## [Brief]
Scan the data, and whenever a line contains "structured", copy it.

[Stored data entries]
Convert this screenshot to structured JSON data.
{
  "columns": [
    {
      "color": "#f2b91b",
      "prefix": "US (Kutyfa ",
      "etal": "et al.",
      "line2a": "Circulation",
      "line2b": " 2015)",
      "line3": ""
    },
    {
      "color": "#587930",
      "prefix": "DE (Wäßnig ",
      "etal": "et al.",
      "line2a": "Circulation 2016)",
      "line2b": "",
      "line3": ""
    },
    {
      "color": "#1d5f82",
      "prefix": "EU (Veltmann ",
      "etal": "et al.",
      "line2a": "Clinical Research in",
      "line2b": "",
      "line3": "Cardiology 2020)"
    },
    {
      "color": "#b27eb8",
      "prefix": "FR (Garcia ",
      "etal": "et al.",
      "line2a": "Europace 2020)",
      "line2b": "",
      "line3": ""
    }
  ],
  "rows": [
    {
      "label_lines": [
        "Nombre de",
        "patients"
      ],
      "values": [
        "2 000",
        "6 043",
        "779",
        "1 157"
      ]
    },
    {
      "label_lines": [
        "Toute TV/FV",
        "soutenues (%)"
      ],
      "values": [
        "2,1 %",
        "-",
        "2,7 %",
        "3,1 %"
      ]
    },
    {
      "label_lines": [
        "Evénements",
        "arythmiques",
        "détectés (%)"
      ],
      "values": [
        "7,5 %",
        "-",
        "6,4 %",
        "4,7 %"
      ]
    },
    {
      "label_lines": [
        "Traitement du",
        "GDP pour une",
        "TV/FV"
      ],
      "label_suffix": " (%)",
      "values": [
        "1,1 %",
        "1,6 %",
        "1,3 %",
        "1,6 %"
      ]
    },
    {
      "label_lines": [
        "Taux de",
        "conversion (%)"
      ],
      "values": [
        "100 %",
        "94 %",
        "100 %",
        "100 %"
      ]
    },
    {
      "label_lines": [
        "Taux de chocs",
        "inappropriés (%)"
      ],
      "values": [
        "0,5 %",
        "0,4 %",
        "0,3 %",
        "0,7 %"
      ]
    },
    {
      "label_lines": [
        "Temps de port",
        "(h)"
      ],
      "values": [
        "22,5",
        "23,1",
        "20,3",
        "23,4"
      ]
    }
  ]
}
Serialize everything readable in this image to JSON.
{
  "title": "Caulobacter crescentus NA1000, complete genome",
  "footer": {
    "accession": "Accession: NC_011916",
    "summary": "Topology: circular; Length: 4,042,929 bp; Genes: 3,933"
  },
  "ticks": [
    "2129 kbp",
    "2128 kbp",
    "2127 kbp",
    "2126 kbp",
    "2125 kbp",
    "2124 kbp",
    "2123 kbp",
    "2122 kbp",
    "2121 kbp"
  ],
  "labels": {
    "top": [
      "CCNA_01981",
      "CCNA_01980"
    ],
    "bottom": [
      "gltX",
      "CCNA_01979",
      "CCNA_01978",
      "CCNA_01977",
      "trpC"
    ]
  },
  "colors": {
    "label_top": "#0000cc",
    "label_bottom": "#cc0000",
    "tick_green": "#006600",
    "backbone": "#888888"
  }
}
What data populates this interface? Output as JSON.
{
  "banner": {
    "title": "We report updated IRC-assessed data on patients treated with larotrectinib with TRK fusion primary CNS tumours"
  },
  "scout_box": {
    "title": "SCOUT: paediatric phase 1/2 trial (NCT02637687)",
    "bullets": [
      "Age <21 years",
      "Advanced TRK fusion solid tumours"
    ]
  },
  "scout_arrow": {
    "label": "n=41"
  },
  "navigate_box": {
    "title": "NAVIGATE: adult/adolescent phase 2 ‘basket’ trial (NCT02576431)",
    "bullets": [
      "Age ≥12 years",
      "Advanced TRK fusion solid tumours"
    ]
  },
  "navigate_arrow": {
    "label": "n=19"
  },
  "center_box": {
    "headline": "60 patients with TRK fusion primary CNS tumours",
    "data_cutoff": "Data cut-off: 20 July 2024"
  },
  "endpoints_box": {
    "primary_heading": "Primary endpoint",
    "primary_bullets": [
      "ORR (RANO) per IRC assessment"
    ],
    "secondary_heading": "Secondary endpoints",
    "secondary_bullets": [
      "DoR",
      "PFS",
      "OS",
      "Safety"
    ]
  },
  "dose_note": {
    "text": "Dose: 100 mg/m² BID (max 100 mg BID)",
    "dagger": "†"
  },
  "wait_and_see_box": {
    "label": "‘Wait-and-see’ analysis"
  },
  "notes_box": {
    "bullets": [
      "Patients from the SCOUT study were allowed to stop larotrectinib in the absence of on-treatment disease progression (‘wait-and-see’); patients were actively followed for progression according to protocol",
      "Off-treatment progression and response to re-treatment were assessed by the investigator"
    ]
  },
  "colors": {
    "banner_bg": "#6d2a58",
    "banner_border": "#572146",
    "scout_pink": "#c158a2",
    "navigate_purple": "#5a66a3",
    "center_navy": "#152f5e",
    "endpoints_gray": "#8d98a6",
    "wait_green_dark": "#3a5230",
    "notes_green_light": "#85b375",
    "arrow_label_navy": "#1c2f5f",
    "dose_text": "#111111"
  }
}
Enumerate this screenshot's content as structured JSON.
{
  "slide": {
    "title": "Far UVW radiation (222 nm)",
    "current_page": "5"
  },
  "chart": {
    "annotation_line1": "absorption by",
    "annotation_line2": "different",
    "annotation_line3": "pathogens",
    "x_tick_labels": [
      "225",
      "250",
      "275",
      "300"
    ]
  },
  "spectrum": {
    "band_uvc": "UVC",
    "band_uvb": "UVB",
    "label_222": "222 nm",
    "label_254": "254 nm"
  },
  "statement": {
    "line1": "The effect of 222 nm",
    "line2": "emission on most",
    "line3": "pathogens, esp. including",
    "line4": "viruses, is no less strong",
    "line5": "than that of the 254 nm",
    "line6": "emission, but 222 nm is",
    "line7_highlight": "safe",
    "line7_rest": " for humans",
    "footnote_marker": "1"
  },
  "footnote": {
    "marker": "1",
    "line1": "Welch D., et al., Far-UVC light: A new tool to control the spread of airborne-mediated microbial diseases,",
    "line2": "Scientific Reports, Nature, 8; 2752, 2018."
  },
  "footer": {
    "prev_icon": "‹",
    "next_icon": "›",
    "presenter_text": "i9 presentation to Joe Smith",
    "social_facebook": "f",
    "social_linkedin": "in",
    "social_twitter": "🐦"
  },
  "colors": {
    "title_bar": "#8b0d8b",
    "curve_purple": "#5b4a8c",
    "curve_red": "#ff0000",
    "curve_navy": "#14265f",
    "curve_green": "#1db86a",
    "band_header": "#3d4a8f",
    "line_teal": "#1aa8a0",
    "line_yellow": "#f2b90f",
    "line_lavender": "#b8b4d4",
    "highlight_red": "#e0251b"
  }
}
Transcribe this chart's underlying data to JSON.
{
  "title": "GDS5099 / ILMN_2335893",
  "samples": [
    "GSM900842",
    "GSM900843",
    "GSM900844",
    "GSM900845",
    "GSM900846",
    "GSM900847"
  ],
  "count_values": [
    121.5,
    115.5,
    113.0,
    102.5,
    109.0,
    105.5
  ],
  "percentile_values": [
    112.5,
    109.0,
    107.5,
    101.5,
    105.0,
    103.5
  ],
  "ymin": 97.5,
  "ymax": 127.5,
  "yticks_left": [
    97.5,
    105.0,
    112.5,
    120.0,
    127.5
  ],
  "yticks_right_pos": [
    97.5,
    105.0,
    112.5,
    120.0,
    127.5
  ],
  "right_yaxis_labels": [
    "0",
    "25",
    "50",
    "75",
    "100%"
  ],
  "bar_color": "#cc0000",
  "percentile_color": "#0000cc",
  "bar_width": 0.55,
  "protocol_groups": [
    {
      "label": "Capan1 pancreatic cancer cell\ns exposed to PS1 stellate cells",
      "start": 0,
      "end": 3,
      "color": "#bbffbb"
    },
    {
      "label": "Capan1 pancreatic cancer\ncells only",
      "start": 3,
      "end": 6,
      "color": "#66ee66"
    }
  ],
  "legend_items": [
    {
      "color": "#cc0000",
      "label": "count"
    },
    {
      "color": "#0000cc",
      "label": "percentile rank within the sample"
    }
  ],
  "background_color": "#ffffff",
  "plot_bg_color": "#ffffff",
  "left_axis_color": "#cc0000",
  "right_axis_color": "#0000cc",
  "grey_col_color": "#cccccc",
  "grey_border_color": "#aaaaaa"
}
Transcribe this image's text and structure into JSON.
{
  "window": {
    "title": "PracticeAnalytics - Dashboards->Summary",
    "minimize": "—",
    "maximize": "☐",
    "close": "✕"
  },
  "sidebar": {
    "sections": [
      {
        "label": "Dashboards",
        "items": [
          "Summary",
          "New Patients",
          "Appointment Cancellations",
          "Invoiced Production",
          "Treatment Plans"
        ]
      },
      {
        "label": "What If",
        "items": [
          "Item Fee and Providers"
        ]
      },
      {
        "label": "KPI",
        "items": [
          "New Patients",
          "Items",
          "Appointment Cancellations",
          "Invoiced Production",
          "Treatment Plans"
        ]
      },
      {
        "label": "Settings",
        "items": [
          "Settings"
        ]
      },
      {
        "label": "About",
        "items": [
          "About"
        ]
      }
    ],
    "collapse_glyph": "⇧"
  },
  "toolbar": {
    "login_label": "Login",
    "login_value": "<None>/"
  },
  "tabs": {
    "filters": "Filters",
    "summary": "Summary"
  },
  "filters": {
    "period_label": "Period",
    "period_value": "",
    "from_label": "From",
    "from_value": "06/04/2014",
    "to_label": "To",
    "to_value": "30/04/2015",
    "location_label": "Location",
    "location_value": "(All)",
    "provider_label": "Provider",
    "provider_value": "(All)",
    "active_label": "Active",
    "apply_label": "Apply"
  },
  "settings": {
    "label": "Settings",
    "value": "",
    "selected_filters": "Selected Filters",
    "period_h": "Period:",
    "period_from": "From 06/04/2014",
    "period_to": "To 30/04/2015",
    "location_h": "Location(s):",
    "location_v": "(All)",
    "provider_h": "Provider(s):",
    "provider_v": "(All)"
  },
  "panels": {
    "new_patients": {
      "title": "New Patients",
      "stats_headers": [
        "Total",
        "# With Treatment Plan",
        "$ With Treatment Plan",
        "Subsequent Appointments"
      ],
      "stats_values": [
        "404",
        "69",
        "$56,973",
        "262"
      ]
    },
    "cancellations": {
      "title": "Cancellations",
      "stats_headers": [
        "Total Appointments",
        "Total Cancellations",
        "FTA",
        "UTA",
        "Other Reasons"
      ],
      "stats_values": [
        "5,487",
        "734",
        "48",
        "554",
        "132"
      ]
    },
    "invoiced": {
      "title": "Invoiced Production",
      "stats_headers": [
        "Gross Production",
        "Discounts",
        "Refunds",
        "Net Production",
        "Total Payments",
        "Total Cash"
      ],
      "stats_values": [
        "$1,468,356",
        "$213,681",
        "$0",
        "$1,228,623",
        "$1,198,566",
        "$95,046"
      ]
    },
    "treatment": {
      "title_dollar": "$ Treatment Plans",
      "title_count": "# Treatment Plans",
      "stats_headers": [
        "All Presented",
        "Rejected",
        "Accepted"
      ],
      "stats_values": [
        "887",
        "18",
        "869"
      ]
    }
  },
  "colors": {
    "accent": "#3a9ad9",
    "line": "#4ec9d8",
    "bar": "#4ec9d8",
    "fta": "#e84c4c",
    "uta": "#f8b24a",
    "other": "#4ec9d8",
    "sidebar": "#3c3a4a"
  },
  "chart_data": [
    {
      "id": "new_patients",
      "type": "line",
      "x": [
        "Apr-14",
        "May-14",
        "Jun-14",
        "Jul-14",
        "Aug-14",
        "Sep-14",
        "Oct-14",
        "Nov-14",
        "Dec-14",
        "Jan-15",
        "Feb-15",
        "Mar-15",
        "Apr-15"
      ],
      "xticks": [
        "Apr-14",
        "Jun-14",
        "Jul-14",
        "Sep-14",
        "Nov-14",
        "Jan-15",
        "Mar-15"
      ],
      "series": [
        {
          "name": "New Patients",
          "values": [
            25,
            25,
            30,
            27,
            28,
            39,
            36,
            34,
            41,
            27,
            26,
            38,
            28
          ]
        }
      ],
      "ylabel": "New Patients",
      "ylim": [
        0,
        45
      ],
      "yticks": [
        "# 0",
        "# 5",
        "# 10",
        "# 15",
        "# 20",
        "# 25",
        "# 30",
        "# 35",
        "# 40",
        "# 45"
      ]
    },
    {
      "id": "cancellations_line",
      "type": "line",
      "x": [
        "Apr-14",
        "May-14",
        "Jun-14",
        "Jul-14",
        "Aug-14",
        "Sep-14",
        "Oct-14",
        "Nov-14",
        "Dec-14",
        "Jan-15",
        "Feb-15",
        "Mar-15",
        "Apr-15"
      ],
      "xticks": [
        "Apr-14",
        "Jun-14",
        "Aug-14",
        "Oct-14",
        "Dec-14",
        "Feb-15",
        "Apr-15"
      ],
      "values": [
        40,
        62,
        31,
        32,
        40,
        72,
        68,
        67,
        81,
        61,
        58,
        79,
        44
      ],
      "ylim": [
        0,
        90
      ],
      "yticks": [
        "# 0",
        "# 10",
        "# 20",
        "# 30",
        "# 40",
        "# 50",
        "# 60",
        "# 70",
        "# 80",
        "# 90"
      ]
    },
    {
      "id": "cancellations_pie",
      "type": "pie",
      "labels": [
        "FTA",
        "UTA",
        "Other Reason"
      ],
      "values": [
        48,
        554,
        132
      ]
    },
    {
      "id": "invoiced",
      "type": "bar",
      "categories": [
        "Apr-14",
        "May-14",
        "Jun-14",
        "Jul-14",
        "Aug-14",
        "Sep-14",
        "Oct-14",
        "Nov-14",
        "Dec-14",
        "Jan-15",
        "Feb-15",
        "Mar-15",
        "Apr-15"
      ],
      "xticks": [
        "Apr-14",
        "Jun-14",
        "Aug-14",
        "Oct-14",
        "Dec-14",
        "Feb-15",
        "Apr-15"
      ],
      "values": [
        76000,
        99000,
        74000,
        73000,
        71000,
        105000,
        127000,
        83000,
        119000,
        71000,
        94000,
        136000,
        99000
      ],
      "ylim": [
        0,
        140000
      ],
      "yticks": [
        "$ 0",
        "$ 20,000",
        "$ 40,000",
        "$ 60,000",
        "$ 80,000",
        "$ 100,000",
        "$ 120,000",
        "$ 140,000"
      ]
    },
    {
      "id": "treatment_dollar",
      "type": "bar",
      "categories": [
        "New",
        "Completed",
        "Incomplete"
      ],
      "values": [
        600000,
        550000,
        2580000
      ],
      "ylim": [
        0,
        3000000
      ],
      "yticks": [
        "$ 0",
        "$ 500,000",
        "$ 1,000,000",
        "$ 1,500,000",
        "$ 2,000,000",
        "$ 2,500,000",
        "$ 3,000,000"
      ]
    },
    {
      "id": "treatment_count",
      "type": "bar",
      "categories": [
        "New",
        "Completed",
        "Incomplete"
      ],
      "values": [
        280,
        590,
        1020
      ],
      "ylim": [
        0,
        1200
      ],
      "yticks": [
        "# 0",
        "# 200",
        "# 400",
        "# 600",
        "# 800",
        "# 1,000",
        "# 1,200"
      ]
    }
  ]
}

## [Reply to the task]
Convert this screenshot to structured JSON data.
Enumerate this screenshot's content as structured JSON.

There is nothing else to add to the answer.